— What you should do —
Each entry that follows must be output without any deviation.
┌─ Provided records
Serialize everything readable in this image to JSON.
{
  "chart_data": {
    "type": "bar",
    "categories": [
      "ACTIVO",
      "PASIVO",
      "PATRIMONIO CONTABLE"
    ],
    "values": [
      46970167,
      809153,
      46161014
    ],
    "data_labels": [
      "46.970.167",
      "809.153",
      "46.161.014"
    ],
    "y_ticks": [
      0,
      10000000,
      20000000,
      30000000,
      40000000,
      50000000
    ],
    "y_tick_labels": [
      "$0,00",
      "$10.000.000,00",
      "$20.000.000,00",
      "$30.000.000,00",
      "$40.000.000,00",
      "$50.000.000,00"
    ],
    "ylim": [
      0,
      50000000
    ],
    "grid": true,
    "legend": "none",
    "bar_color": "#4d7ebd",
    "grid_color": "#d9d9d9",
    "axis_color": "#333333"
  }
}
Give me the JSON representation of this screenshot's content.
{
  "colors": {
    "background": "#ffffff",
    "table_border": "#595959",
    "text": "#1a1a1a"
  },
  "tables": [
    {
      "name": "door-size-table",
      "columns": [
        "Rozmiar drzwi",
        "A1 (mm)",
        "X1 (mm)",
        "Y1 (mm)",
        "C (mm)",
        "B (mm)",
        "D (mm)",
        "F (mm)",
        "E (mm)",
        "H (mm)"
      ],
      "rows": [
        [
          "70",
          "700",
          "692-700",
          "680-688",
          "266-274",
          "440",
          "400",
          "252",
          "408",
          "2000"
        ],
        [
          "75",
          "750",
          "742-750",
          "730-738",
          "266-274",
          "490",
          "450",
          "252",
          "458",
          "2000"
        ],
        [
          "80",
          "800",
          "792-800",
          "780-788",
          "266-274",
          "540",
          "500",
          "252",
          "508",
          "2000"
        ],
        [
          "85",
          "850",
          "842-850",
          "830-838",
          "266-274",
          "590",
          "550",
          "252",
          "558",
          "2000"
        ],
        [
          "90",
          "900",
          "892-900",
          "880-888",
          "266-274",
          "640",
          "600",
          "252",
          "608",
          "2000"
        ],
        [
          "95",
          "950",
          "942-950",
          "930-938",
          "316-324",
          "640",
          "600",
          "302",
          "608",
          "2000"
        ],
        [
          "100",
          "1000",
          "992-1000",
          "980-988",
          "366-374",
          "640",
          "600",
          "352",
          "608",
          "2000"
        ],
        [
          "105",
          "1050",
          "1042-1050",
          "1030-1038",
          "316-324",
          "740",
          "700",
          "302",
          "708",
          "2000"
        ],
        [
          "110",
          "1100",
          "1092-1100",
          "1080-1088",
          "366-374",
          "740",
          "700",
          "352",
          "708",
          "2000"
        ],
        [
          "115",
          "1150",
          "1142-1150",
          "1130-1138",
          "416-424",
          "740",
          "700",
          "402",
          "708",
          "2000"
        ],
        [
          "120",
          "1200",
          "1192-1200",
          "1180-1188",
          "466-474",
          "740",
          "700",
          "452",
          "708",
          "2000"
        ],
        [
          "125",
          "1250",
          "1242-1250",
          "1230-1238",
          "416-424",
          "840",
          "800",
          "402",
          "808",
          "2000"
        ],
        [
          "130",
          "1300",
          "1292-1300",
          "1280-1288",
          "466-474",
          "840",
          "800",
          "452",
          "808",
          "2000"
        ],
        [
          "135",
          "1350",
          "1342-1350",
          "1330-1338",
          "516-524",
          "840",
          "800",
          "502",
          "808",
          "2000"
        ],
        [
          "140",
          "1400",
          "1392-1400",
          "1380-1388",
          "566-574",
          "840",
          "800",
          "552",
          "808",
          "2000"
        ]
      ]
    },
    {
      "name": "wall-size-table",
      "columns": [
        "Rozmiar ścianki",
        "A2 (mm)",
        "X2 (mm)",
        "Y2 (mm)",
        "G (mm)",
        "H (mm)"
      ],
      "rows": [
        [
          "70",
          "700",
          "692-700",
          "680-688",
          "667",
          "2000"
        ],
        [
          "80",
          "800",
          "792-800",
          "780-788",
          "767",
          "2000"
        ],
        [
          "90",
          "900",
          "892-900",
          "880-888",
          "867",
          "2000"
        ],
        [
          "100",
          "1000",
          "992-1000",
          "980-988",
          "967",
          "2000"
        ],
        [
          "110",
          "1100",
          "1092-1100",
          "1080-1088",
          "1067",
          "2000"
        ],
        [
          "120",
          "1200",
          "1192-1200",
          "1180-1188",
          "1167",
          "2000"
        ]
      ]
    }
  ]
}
└─
— Exercise response —
Serialize everything readable in this image to JSON.
{
  "chart_data": {
    "type": "bar",
    "categories": [
      "ACTIVO",
      "PASIVO",
      "PATRIMONIO CONTABLE"
    ],
    "values": [
      46970167,
      809153,
      46161014
    ],
    "data_labels": [
      "46.970.167",
      "809.153",
      "46.161.014"
    ],
    "y_ticks": [
      0,
      10000000,
      20000000,
      30000000,
      40000000,
      50000000
    ],
    "y_tick_labels": [
      "$0,00",
      "$10.000.000,00",
      "$20.000.000,00",
      "$30.000.000,00",
      "$40.000.000,00",
      "$50.000.000,00"
    ],
    "ylim": [
      0,
      50000000
    ],
    "grid": true,
    "legend": "none",
    "bar_color": "#4d7ebd",
    "grid_color": "#d9d9d9",
    "axis_color": "#333333"
  }
}
Give me the JSON representation of this screenshot's content.
{
  "colors": {
    "background": "#ffffff",
    "table_border": "#595959",
    "text": "#1a1a1a"
  },
  "tables": [
    {
      "name": "door-size-table",
      "columns": [
        "Rozmiar drzwi",
        "A1 (mm)",
        "X1 (mm)",
        "Y1 (mm)",
        "C (mm)",
        "B (mm)",
        "D (mm)",
        "F (mm)",
        "E (mm)",
        "H (mm)"
      ],
      "rows": [
        [
          "70",
          "700",
          "692-700",
          "680-688",
          "266-274",
          "440",
          "400",
          "252",
          "408",
          "2000"
        ],
        [
          "75",
          "750",
          "742-750",
          "730-738",
          "266-274",
          "490",
          "450",
          "252",
          "458",
          "2000"
        ],
        [
          "80",
          "800",
          "792-800",
          "780-788",
          "266-274",
          "540",
          "500",
          "252",
          "508",
          "2000"
        ],
        [
          "85",
          "850",
          "842-850",
          "830-838",
          "266-274",
          "590",
          "550",
          "252",
          "558",
          "2000"
        ],
        [
          "90",
          "900",
          "892-900",
          "880-888",
          "266-274",
          "640",
          "600",
          "252",
          "608",
          "2000"
        ],
        [
          "95",
          "950",
          "942-950",
          "930-938",
          "316-324",
          "640",
          "600",
          "302",
          "608",
          "2000"
        ],
        [
          "100",
          "1000",
          "992-1000",
          "980-988",
          "366-374",
          "640",
          "600",
          "352",
          "608",
          "2000"
        ],
        [
          "105",
          "1050",
          "1042-1050",
          "1030-1038",
          "316-324",
          "740",
          "700",
          "302",
          "708",
          "2000"
        ],
        [
          "110",
          "1100",
          "1092-1100",
          "1080-1088",
          "366-374",
          "740",
          "700",
          "352",
          "708",
          "2000"
        ],
        [
          "115",
          "1150",
          "1142-1150",
          "1130-1138",
          "416-424",
          "740",
          "700",
          "402",
          "708",
          "2000"
        ],
        [
          "120",
          "1200",
          "1192-1200",
          "1180-1188",
          "466-474",
          "740",
          "700",
          "452",
          "708",
          "2000"
        ],
        [
          "125",
          "1250",
          "1242-1250",
          "1230-1238",
          "416-424",
          "840",
          "800",
          "402",
          "808",
          "2000"
        ],
        [
          "130",
          "1300",
          "1292-1300",
          "1280-1288",
          "466-474",
          "840",
          "800",
          "452",
          "808",
          "2000"
        ],
        [
          "135",
          "1350",
          "1342-1350",
          "1330-1338",
          "516-524",
          "840",
          "800",
          "502",
          "808",
          "2000"
        ],
        [
          "140",
          "1400",
          "1392-1400",
          "1380-1388",
          "566-574",
          "840",
          "800",
          "552",
          "808",
          "2000"
        ]
      ]
    },
    {
      "name": "wall-size-table",
      "columns": [
        "Rozmiar ścianki",
        "A2 (mm)",
        "X2 (mm)",
        "Y2 (mm)",
        "G (mm)",
        "H (mm)"
      ],
      "rows": [
        [
          "70",
          "700",
          "692-700",
          "680-688",
          "667",
          "2000"
        ],
        [
          "80",
          "800",
          "792-800",
          "780-788",
          "767",
          "2000"
        ],
        [
          "90",
          "900",
          "892-900",
          "880-888",
          "867",
          "2000"
        ],
        [
          "100",
          "1000",
          "992-1000",
          "980-988",
          "967",
          "2000"
        ],
        [
          "110",
          "1100",
          "1092-1100",
          "1080-1088",
          "1067",
          "2000"
        ],
        [
          "120",
          "1200",
          "1192-1200",
          "1180-1188",
          "1167",
          "2000"
        ]
      ]
    }
  ]
}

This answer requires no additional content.